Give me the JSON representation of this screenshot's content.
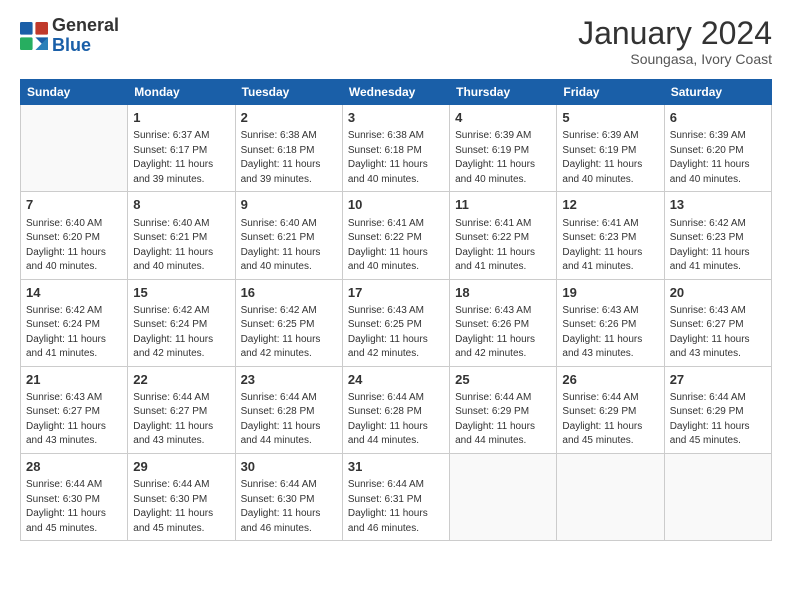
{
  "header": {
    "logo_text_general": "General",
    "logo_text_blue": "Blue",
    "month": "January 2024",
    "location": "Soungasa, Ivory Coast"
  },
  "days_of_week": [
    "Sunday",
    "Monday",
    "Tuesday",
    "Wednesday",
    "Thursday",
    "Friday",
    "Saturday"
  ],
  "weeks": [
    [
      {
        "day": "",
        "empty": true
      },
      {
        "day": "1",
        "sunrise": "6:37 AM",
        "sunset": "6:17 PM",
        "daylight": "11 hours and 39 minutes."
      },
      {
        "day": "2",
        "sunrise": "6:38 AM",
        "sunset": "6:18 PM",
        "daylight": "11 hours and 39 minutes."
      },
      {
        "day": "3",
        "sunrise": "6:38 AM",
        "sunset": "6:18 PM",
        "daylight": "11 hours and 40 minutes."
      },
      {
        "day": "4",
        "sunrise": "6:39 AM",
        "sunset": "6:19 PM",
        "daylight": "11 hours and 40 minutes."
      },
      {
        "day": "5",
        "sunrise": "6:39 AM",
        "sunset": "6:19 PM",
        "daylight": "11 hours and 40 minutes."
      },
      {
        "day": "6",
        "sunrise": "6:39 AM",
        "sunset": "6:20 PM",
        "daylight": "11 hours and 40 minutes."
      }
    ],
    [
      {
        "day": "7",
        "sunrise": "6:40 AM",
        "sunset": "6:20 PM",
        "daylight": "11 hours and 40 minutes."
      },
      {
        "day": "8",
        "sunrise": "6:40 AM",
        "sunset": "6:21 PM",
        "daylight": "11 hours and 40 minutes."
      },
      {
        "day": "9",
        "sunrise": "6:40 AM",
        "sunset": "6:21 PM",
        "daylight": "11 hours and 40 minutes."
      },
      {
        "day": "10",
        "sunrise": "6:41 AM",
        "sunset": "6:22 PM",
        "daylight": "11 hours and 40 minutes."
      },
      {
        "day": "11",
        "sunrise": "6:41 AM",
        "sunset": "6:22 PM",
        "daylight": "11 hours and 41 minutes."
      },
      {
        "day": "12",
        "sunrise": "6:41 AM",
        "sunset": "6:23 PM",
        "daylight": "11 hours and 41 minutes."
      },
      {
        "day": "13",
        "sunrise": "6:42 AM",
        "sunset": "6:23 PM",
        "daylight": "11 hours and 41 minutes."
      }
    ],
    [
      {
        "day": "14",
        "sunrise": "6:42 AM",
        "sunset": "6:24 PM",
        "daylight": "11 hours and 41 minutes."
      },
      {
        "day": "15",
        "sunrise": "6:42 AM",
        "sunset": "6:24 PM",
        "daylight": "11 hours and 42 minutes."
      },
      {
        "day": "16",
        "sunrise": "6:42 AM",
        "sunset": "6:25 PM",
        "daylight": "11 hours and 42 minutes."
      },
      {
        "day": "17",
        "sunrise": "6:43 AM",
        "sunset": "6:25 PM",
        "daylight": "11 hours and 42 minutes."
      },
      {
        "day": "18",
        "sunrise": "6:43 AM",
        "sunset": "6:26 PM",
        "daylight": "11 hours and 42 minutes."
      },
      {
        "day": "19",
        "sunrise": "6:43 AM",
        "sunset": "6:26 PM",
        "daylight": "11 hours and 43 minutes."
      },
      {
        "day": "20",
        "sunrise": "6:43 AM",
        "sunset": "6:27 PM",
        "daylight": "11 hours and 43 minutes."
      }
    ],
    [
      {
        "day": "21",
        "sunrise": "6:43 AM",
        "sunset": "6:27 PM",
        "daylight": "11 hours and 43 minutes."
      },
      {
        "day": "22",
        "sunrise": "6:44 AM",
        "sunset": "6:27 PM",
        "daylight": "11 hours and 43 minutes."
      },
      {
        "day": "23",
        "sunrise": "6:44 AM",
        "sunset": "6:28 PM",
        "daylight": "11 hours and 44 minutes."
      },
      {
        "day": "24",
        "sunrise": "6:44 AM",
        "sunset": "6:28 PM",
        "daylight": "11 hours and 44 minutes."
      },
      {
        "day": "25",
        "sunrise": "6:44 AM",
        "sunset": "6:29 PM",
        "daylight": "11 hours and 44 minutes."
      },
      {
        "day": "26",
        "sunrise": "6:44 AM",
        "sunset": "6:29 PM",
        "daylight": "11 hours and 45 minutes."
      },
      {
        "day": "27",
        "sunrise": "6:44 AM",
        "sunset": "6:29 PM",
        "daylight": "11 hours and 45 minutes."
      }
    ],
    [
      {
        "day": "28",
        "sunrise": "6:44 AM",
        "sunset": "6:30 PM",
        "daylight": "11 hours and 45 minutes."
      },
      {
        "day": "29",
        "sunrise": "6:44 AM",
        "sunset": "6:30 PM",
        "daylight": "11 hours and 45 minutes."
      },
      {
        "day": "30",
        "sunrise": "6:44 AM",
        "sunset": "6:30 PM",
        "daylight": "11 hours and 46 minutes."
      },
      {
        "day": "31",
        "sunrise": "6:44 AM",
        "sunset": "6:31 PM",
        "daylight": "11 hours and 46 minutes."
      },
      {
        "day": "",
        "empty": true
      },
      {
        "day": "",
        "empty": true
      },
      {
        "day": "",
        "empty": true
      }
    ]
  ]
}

===============

* _PROMPT_
All the records above need to be given again word for word. Skip the pictures.

* _EXERCISE OUTPUT_
Give me the JSON representation of this screenshot's content.
{
  "header": {
    "logo_text_general": "General",
    "logo_text_blue": "Blue",
    "month": "January 2024",
    "location": "Soungasa, Ivory Coast"
  },
  "days_of_week": [
    "Sunday",
    "Monday",
    "Tuesday",
    "Wednesday",
    "Thursday",
    "Friday",
    "Saturday"
  ],
  "weeks": [
    [
      {
        "day": "",
        "empty": true
      },
      {
        "day": "1",
        "sunrise": "6:37 AM",
        "sunset": "6:17 PM",
        "daylight": "11 hours and 39 minutes."
      },
      {
        "day": "2",
        "sunrise": "6:38 AM",
        "sunset": "6:18 PM",
        "daylight": "11 hours and 39 minutes."
      },
      {
        "day": "3",
        "sunrise": "6:38 AM",
        "sunset": "6:18 PM",
        "daylight": "11 hours and 40 minutes."
      },
      {
        "day": "4",
        "sunrise": "6:39 AM",
        "sunset": "6:19 PM",
        "daylight": "11 hours and 40 minutes."
      },
      {
        "day": "5",
        "sunrise": "6:39 AM",
        "sunset": "6:19 PM",
        "daylight": "11 hours and 40 minutes."
      },
      {
        "day": "6",
        "sunrise": "6:39 AM",
        "sunset": "6:20 PM",
        "daylight": "11 hours and 40 minutes."
      }
    ],
    [
      {
        "day": "7",
        "sunrise": "6:40 AM",
        "sunset": "6:20 PM",
        "daylight": "11 hours and 40 minutes."
      },
      {
        "day": "8",
        "sunrise": "6:40 AM",
        "sunset": "6:21 PM",
        "daylight": "11 hours and 40 minutes."
      },
      {
        "day": "9",
        "sunrise": "6:40 AM",
        "sunset": "6:21 PM",
        "daylight": "11 hours and 40 minutes."
      },
      {
        "day": "10",
        "sunrise": "6:41 AM",
        "sunset": "6:22 PM",
        "daylight": "11 hours and 40 minutes."
      },
      {
        "day": "11",
        "sunrise": "6:41 AM",
        "sunset": "6:22 PM",
        "daylight": "11 hours and 41 minutes."
      },
      {
        "day": "12",
        "sunrise": "6:41 AM",
        "sunset": "6:23 PM",
        "daylight": "11 hours and 41 minutes."
      },
      {
        "day": "13",
        "sunrise": "6:42 AM",
        "sunset": "6:23 PM",
        "daylight": "11 hours and 41 minutes."
      }
    ],
    [
      {
        "day": "14",
        "sunrise": "6:42 AM",
        "sunset": "6:24 PM",
        "daylight": "11 hours and 41 minutes."
      },
      {
        "day": "15",
        "sunrise": "6:42 AM",
        "sunset": "6:24 PM",
        "daylight": "11 hours and 42 minutes."
      },
      {
        "day": "16",
        "sunrise": "6:42 AM",
        "sunset": "6:25 PM",
        "daylight": "11 hours and 42 minutes."
      },
      {
        "day": "17",
        "sunrise": "6:43 AM",
        "sunset": "6:25 PM",
        "daylight": "11 hours and 42 minutes."
      },
      {
        "day": "18",
        "sunrise": "6:43 AM",
        "sunset": "6:26 PM",
        "daylight": "11 hours and 42 minutes."
      },
      {
        "day": "19",
        "sunrise": "6:43 AM",
        "sunset": "6:26 PM",
        "daylight": "11 hours and 43 minutes."
      },
      {
        "day": "20",
        "sunrise": "6:43 AM",
        "sunset": "6:27 PM",
        "daylight": "11 hours and 43 minutes."
      }
    ],
    [
      {
        "day": "21",
        "sunrise": "6:43 AM",
        "sunset": "6:27 PM",
        "daylight": "11 hours and 43 minutes."
      },
      {
        "day": "22",
        "sunrise": "6:44 AM",
        "sunset": "6:27 PM",
        "daylight": "11 hours and 43 minutes."
      },
      {
        "day": "23",
        "sunrise": "6:44 AM",
        "sunset": "6:28 PM",
        "daylight": "11 hours and 44 minutes."
      },
      {
        "day": "24",
        "sunrise": "6:44 AM",
        "sunset": "6:28 PM",
        "daylight": "11 hours and 44 minutes."
      },
      {
        "day": "25",
        "sunrise": "6:44 AM",
        "sunset": "6:29 PM",
        "daylight": "11 hours and 44 minutes."
      },
      {
        "day": "26",
        "sunrise": "6:44 AM",
        "sunset": "6:29 PM",
        "daylight": "11 hours and 45 minutes."
      },
      {
        "day": "27",
        "sunrise": "6:44 AM",
        "sunset": "6:29 PM",
        "daylight": "11 hours and 45 minutes."
      }
    ],
    [
      {
        "day": "28",
        "sunrise": "6:44 AM",
        "sunset": "6:30 PM",
        "daylight": "11 hours and 45 minutes."
      },
      {
        "day": "29",
        "sunrise": "6:44 AM",
        "sunset": "6:30 PM",
        "daylight": "11 hours and 45 minutes."
      },
      {
        "day": "30",
        "sunrise": "6:44 AM",
        "sunset": "6:30 PM",
        "daylight": "11 hours and 46 minutes."
      },
      {
        "day": "31",
        "sunrise": "6:44 AM",
        "sunset": "6:31 PM",
        "daylight": "11 hours and 46 minutes."
      },
      {
        "day": "",
        "empty": true
      },
      {
        "day": "",
        "empty": true
      },
      {
        "day": "",
        "empty": true
      }
    ]
  ]
}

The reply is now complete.